Data records
"""
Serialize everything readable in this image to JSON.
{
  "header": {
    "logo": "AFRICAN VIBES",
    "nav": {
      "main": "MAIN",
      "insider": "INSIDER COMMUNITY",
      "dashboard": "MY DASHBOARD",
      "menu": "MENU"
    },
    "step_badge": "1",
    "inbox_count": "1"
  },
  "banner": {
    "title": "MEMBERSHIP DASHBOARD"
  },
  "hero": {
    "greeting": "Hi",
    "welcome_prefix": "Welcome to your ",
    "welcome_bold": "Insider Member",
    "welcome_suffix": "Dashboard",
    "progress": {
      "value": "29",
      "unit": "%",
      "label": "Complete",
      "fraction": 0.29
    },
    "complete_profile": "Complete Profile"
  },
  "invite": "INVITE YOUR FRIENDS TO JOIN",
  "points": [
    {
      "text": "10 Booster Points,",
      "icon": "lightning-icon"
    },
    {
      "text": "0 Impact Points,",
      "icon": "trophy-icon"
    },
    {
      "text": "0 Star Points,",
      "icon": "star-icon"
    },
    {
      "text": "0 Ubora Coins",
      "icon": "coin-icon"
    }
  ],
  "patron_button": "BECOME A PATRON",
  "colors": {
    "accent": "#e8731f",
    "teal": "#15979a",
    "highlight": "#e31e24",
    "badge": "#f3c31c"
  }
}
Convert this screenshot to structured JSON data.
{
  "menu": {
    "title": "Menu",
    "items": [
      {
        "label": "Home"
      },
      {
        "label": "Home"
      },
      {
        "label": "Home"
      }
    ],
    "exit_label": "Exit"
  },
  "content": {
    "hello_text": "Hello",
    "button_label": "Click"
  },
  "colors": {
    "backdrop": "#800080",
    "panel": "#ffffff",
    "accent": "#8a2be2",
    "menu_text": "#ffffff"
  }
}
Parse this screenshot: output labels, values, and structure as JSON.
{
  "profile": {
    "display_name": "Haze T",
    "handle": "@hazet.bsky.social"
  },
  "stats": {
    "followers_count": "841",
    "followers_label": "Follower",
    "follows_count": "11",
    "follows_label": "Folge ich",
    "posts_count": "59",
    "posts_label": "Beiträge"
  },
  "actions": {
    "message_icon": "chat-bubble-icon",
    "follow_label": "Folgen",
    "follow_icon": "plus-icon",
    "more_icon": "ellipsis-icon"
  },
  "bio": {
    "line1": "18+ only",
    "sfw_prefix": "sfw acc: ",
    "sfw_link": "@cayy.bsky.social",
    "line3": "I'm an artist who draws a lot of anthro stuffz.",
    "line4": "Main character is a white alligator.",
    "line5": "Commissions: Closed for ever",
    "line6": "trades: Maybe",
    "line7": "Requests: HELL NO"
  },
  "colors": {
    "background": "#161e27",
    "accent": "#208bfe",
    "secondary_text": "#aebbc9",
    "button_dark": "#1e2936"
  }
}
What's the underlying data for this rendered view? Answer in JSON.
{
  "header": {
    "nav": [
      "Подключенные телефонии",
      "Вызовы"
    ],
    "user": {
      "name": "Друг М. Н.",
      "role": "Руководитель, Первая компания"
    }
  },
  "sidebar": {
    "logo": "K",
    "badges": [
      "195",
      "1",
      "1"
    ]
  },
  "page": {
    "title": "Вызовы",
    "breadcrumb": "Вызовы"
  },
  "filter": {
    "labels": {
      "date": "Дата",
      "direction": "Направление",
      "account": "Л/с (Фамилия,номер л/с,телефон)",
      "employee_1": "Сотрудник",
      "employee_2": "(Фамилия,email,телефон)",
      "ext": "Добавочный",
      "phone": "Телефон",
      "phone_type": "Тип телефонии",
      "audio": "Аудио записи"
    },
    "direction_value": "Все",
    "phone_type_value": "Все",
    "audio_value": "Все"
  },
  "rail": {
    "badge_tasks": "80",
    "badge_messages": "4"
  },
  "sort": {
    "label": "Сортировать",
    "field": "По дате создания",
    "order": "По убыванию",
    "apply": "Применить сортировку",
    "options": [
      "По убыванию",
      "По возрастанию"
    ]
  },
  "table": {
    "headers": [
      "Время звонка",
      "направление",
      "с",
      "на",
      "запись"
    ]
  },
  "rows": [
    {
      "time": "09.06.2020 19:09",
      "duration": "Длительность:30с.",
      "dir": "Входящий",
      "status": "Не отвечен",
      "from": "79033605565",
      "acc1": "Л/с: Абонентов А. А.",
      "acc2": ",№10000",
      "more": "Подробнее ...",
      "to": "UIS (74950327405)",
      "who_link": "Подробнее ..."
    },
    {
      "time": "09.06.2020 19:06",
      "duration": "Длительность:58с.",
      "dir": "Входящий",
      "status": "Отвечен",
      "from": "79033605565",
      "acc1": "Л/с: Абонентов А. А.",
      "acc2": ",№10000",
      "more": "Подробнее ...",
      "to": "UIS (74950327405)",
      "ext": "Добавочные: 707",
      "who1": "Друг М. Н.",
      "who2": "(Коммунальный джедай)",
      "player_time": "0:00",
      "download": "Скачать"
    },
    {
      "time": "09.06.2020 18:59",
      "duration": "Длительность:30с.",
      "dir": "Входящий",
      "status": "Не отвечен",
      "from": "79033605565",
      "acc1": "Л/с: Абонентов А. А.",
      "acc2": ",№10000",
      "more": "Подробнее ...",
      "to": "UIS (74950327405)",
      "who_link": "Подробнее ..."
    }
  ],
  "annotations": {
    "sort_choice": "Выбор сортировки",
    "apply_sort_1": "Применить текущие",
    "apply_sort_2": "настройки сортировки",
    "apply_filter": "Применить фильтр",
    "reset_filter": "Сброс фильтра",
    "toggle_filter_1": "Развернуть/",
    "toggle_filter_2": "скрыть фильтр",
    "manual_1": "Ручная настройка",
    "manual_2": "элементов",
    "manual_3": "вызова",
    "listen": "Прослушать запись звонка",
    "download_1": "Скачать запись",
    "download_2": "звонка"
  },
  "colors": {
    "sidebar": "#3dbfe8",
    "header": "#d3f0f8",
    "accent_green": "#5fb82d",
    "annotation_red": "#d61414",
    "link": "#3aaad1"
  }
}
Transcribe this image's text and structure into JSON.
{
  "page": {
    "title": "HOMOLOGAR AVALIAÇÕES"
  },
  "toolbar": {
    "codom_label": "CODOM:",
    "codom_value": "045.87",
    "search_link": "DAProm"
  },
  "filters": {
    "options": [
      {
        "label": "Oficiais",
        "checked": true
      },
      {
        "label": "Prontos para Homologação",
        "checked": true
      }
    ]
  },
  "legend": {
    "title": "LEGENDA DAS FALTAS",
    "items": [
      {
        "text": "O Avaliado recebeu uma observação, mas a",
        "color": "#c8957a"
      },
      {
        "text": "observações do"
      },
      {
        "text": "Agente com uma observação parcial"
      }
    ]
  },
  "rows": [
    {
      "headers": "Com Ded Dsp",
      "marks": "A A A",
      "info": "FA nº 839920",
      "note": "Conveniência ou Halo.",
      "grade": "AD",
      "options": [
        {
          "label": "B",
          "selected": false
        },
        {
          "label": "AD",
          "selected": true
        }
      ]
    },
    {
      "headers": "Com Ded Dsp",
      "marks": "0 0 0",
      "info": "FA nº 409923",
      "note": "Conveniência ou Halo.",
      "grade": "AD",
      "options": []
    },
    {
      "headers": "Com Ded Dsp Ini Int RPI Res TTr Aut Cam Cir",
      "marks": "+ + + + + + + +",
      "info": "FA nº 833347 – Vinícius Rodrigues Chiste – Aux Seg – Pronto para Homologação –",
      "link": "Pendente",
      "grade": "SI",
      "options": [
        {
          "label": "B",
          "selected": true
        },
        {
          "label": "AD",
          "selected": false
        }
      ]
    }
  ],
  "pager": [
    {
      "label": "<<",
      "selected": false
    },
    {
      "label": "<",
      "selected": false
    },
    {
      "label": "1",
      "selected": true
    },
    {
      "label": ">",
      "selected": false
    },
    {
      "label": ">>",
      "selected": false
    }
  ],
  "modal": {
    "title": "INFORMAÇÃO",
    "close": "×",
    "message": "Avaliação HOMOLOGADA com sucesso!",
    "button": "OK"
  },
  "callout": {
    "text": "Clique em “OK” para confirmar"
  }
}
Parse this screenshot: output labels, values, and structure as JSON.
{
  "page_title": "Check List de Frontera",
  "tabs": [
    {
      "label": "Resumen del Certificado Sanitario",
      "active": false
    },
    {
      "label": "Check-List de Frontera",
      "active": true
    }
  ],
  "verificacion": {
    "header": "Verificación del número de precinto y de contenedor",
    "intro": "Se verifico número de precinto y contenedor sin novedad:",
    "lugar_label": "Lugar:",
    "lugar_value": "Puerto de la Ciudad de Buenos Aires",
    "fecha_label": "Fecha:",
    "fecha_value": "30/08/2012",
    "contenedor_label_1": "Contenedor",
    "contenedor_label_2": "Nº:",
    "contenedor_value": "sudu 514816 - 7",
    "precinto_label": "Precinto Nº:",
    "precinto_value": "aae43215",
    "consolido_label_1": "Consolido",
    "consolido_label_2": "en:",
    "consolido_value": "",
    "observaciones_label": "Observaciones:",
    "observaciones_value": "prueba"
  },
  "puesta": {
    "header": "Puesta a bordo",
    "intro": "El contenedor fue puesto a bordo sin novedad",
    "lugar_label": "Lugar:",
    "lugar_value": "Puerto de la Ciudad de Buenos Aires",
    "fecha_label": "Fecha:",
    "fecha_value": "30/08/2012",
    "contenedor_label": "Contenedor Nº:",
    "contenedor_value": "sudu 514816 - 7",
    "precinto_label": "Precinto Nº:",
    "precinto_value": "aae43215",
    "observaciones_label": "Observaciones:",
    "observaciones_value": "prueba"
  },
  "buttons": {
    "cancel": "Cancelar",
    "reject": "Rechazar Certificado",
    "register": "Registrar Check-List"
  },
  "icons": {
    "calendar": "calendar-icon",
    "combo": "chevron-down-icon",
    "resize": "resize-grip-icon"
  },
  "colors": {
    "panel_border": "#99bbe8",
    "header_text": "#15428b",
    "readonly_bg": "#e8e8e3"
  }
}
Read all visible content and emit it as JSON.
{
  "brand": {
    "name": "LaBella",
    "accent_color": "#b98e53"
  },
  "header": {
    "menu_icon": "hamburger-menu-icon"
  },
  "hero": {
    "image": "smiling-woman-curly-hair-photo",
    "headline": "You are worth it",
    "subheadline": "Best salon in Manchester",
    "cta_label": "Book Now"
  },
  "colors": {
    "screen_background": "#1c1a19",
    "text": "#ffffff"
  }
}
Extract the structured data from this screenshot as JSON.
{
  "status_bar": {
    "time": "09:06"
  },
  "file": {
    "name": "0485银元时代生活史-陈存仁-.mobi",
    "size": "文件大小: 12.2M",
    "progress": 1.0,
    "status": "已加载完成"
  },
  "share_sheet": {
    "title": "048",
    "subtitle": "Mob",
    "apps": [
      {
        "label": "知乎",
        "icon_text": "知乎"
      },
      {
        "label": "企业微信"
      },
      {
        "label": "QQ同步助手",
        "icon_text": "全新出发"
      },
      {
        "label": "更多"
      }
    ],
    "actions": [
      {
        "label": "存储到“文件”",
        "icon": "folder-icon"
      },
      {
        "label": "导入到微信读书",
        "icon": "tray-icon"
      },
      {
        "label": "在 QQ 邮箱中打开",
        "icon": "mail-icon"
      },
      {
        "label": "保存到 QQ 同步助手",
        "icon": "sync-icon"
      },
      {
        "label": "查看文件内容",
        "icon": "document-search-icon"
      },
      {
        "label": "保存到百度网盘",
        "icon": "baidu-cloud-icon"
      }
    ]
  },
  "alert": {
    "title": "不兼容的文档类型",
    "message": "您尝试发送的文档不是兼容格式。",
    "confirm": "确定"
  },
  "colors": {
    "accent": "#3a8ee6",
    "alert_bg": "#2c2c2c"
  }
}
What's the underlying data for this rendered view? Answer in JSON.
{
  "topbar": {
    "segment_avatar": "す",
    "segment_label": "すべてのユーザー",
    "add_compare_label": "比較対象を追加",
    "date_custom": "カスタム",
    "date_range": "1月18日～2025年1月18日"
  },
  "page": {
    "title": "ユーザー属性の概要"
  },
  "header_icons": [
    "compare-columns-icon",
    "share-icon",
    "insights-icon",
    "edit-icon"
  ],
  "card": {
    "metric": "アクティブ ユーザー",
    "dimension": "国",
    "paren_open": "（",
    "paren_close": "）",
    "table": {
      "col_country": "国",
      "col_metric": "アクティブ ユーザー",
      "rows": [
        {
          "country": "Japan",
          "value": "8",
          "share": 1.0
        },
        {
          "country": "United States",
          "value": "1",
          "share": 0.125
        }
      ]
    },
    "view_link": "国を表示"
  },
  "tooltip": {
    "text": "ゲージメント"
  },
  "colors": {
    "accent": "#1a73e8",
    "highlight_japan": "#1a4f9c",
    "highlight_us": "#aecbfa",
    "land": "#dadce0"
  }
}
"""
Set task
Report all lines of the data above that include the string "content".

Exercise answer
  "content": {
Read all visible content and emit it as JSON.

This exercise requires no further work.